§ Task brief
Report the count of lines below in which the string "Рената" occurs; include nothing else.

Start Input data

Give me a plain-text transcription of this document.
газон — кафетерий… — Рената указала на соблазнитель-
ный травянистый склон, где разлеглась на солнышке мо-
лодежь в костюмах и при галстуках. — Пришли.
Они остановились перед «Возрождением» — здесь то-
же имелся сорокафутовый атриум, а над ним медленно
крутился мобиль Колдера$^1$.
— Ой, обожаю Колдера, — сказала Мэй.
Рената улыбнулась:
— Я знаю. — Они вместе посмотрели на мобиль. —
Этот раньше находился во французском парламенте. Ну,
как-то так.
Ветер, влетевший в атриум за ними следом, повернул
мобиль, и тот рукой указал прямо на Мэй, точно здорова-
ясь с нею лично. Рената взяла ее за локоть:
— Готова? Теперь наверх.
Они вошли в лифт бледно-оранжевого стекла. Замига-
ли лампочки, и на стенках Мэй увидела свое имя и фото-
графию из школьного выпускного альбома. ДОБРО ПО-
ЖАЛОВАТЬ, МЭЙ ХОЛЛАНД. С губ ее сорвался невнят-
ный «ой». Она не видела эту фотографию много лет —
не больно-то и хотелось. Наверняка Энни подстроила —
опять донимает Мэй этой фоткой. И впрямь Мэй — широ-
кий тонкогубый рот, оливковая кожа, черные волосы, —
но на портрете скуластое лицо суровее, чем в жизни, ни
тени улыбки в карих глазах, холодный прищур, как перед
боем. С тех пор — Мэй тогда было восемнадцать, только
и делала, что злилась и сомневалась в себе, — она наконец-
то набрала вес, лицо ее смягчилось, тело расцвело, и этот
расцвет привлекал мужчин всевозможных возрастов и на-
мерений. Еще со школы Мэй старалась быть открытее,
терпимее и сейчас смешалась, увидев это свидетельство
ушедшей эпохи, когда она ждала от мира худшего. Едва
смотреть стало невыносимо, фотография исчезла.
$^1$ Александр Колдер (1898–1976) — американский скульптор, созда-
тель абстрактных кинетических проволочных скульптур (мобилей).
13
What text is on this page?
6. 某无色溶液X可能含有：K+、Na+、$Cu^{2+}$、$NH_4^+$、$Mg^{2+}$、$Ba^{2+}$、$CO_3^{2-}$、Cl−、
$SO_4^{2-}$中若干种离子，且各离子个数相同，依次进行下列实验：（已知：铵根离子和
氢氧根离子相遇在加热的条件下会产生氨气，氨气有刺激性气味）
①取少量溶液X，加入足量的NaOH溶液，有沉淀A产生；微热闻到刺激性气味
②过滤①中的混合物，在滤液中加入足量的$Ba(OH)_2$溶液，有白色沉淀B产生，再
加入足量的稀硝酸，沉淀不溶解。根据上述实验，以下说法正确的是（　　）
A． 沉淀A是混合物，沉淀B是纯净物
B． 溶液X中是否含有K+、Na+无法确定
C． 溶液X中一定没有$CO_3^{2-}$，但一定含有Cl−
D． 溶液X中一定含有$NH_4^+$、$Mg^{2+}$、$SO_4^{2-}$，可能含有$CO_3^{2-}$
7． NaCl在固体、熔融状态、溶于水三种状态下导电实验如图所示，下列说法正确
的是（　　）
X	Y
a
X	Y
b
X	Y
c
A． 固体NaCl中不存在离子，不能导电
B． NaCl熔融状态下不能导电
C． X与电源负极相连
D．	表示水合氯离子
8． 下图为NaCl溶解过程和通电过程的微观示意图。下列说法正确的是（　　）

End Input data

§ Response
3